• _EXERCISE OBJECTIVE_: Return every entry exactly as written.

==== STORED ROWS ====

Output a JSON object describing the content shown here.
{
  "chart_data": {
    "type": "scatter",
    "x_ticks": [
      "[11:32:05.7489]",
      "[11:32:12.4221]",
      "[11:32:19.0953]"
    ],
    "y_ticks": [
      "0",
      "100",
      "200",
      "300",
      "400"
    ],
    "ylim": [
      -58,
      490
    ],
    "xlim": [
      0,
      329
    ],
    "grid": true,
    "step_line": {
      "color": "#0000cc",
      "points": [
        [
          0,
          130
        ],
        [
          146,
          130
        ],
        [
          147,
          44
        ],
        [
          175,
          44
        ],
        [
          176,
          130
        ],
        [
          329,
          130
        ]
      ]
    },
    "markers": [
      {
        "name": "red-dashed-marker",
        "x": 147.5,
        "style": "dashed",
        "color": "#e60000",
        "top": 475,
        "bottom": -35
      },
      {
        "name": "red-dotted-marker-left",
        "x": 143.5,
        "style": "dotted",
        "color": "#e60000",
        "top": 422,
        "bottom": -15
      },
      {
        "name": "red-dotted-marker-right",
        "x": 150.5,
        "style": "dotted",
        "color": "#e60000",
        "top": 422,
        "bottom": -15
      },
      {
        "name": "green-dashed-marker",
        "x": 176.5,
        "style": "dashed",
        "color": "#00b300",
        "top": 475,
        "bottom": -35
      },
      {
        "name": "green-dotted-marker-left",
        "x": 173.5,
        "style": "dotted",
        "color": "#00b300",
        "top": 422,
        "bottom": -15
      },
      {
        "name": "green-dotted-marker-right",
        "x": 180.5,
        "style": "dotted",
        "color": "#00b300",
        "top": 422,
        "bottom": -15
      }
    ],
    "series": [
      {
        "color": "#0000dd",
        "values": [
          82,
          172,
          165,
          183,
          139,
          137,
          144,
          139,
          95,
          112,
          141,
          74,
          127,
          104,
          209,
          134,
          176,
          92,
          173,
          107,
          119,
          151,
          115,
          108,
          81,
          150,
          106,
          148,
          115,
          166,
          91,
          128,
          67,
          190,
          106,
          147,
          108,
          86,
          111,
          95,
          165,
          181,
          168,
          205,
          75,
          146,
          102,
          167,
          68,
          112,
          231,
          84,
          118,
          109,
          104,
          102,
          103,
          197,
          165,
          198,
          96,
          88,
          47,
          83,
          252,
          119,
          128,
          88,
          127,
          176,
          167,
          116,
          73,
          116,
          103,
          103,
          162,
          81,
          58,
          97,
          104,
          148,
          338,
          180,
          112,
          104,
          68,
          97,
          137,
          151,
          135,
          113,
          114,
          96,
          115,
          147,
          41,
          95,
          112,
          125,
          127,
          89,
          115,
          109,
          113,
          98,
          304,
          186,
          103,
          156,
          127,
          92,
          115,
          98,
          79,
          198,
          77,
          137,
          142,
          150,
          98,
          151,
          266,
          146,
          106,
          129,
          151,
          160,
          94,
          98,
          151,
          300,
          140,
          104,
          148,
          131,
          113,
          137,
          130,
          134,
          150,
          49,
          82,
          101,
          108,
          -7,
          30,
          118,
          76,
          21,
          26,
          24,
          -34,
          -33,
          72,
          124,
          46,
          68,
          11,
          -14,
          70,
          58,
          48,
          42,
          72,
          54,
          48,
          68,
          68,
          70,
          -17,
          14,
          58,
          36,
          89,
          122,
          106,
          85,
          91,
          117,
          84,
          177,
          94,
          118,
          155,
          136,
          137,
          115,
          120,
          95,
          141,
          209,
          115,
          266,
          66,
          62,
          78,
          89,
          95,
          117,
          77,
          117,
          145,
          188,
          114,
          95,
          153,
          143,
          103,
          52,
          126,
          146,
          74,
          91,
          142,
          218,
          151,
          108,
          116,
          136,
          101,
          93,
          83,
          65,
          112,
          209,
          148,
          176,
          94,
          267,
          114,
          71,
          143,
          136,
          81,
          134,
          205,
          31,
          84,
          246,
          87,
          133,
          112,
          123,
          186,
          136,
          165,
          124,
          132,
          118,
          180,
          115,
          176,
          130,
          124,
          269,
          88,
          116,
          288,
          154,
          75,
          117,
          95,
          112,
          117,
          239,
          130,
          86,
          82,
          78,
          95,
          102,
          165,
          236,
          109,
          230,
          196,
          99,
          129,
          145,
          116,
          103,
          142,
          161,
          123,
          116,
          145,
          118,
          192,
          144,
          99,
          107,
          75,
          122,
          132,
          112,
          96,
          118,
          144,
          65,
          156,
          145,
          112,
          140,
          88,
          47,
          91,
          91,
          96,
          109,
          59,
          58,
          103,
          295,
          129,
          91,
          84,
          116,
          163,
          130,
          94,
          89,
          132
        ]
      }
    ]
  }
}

====

• _ANSWER TO THIS PROBLEM_:
Output a JSON object describing the content shown here.
{
  "chart_data": {
    "type": "scatter",
    "x_ticks": [
      "[11:32:05.7489]",
      "[11:32:12.4221]",
      "[11:32:19.0953]"
    ],
    "y_ticks": [
      "0",
      "100",
      "200",
      "300",
      "400"
    ],
    "ylim": [
      -58,
      490
    ],
    "xlim": [
      0,
      329
    ],
    "grid": true,
    "step_line": {
      "color": "#0000cc",
      "points": [
        [
          0,
          130
        ],
        [
          146,
          130
        ],
        [
          147,
          44
        ],
        [
          175,
          44
        ],
        [
          176,
          130
        ],
        [
          329,
          130
        ]
      ]
    },
    "markers": [
      {
        "name": "red-dashed-marker",
        "x": 147.5,
        "style": "dashed",
        "color": "#e60000",
        "top": 475,
        "bottom": -35
      },
      {
        "name": "red-dotted-marker-left",
        "x": 143.5,
        "style": "dotted",
        "color": "#e60000",
        "top": 422,
        "bottom": -15
      },
      {
        "name": "red-dotted-marker-right",
        "x": 150.5,
        "style": "dotted",
        "color": "#e60000",
        "top": 422,
        "bottom": -15
      },
      {
        "name": "green-dashed-marker",
        "x": 176.5,
        "style": "dashed",
        "color": "#00b300",
        "top": 475,
        "bottom": -35
      },
      {
        "name": "green-dotted-marker-left",
        "x": 173.5,
        "style": "dotted",
        "color": "#00b300",
        "top": 422,
        "bottom": -15
      },
      {
        "name": "green-dotted-marker-right",
        "x": 180.5,
        "style": "dotted",
        "color": "#00b300",
        "top": 422,
        "bottom": -15
      }
    ],
    "series": [
      {
        "color": "#0000dd",
        "values": [
          82,
          172,
          165,
          183,
          139,
          137,
          144,
          139,
          95,
          112,
          141,
          74,
          127,
          104,
          209,
          134,
          176,
          92,
          173,
          107,
          119,
          151,
          115,
          108,
          81,
          150,
          106,
          148,
          115,
          166,
          91,
          128,
          67,
          190,
          106,
          147,
          108,
          86,
          111,
          95,
          165,
          181,
          168,
          205,
          75,
          146,
          102,
          167,
          68,
          112,
          231,
          84,
          118,
          109,
          104,
          102,
          103,
          197,
          165,
          198,
          96,
          88,
          47,
          83,
          252,
          119,
          128,
          88,
          127,
          176,
          167,
          116,
          73,
          116,
          103,
          103,
          162,
          81,
          58,
          97,
          104,
          148,
          338,
          180,
          112,
          104,
          68,
          97,
          137,
          151,
          135,
          113,
          114,
          96,
          115,
          147,
          41,
          95,
          112,
          125,
          127,
          89,
          115,
          109,
          113,
          98,
          304,
          186,
          103,
          156,
          127,
          92,
          115,
          98,
          79,
          198,
          77,
          137,
          142,
          150,
          98,
          151,
          266,
          146,
          106,
          129,
          151,
          160,
          94,
          98,
          151,
          300,
          140,
          104,
          148,
          131,
          113,
          137,
          130,
          134,
          150,
          49,
          82,
          101,
          108,
          -7,
          30,
          118,
          76,
          21,
          26,
          24,
          -34,
          -33,
          72,
          124,
          46,
          68,
          11,
          -14,
          70,
          58,
          48,
          42,
          72,
          54,
          48,
          68,
          68,
          70,
          -17,
          14,
          58,
          36,
          89,
          122,
          106,
          85,
          91,
          117,
          84,
          177,
          94,
          118,
          155,
          136,
          137,
          115,
          120,
          95,
          141,
          209,
          115,
          266,
          66,
          62,
          78,
          89,
          95,
          117,
          77,
          117,
          145,
          188,
          114,
          95,
          153,
          143,
          103,
          52,
          126,
          146,
          74,
          91,
          142,
          218,
          151,
          108,
          116,
          136,
          101,
          93,
          83,
          65,
          112,
          209,
          148,
          176,
          94,
          267,
          114,
          71,
          143,
          136,
          81,
          134,
          205,
          31,
          84,
          246,
          87,
          133,
          112,
          123,
          186,
          136,
          165,
          124,
          132,
          118,
          180,
          115,
          176,
          130,
          124,
          269,
          88,
          116,
          288,
          154,
          75,
          117,
          95,
          112,
          117,
          239,
          130,
          86,
          82,
          78,
          95,
          102,
          165,
          236,
          109,
          230,
          196,
          99,
          129,
          145,
          116,
          103,
          142,
          161,
          123,
          116,
          145,
          118,
          192,
          144,
          99,
          107,
          75,
          122,
          132,
          112,
          96,
          118,
          144,
          65,
          156,
          145,
          112,
          140,
          88,
          47,
          91,
          91,
          96,
          109,
          59,
          58,
          103,
          295,
          129,
          91,
          84,
          116,
          163,
          130,
          94,
          89,
          132
        ]
      }
    ]
  }
}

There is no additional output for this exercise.